▶ **Work required**
Omit any picture, and return the remaining data exactly as written.

Dataset excerpts:
_ _ _ _ _ _ _
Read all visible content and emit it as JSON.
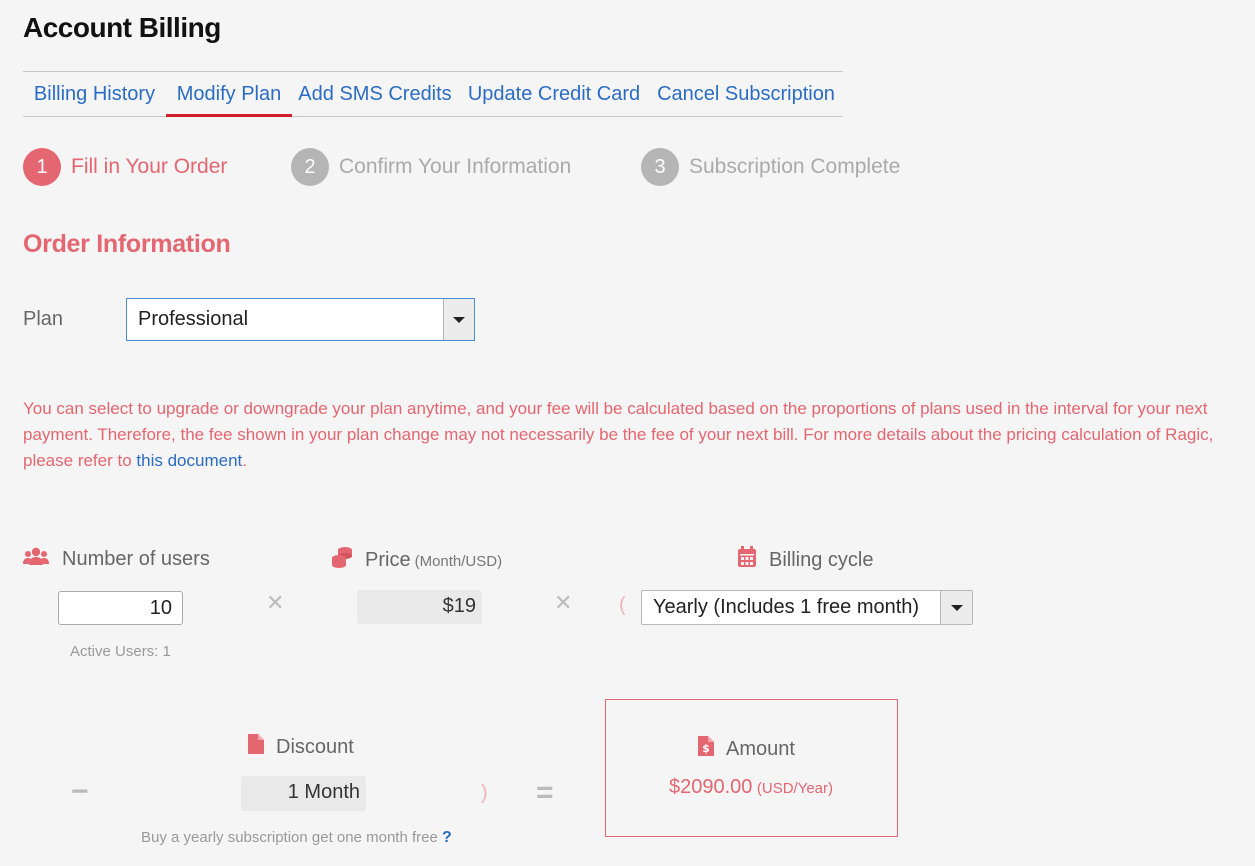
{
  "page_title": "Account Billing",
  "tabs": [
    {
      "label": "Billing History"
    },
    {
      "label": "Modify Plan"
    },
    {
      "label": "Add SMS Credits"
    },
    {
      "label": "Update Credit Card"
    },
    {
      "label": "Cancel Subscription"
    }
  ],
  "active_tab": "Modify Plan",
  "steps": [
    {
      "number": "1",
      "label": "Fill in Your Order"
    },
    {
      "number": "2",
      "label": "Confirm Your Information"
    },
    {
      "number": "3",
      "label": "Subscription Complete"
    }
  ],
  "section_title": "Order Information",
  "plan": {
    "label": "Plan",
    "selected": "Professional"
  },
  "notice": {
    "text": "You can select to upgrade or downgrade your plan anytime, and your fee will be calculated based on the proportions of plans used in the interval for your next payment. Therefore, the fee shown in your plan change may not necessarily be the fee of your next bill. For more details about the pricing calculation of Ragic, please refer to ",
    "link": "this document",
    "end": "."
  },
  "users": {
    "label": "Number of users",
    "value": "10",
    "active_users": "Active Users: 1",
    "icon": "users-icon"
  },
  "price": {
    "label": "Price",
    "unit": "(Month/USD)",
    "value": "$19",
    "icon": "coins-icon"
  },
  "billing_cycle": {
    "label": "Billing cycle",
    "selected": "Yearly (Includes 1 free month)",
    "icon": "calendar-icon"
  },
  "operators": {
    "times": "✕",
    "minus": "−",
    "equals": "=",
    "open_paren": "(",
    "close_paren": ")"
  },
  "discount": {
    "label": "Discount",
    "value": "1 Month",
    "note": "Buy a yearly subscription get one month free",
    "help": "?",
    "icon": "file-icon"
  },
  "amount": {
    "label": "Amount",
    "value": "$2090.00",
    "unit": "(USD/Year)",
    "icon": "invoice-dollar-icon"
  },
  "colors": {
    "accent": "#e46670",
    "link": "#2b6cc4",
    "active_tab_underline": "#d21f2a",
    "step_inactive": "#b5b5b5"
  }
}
_ _ _ _ _ _ _
▶ **The solution**
Read all visible content and emit it as JSON.
{
  "page_title": "Account Billing",
  "tabs": [
    {
      "label": "Billing History"
    },
    {
      "label": "Modify Plan"
    },
    {
      "label": "Add SMS Credits"
    },
    {
      "label": "Update Credit Card"
    },
    {
      "label": "Cancel Subscription"
    }
  ],
  "active_tab": "Modify Plan",
  "steps": [
    {
      "number": "1",
      "label": "Fill in Your Order"
    },
    {
      "number": "2",
      "label": "Confirm Your Information"
    },
    {
      "number": "3",
      "label": "Subscription Complete"
    }
  ],
  "section_title": "Order Information",
  "plan": {
    "label": "Plan",
    "selected": "Professional"
  },
  "notice": {
    "text": "You can select to upgrade or downgrade your plan anytime, and your fee will be calculated based on the proportions of plans used in the interval for your next payment. Therefore, the fee shown in your plan change may not necessarily be the fee of your next bill. For more details about the pricing calculation of Ragic, please refer to ",
    "link": "this document",
    "end": "."
  },
  "users": {
    "label": "Number of users",
    "value": "10",
    "active_users": "Active Users: 1",
    "icon": "users-icon"
  },
  "price": {
    "label": "Price",
    "unit": "(Month/USD)",
    "value": "$19",
    "icon": "coins-icon"
  },
  "billing_cycle": {
    "label": "Billing cycle",
    "selected": "Yearly (Includes 1 free month)",
    "icon": "calendar-icon"
  },
  "operators": {
    "times": "✕",
    "minus": "−",
    "equals": "=",
    "open_paren": "(",
    "close_paren": ")"
  },
  "discount": {
    "label": "Discount",
    "value": "1 Month",
    "note": "Buy a yearly subscription get one month free",
    "help": "?",
    "icon": "file-icon"
  },
  "amount": {
    "label": "Amount",
    "value": "$2090.00",
    "unit": "(USD/Year)",
    "icon": "invoice-dollar-icon"
  },
  "colors": {
    "accent": "#e46670",
    "link": "#2b6cc4",
    "active_tab_underline": "#d21f2a",
    "step_inactive": "#b5b5b5"
  }
}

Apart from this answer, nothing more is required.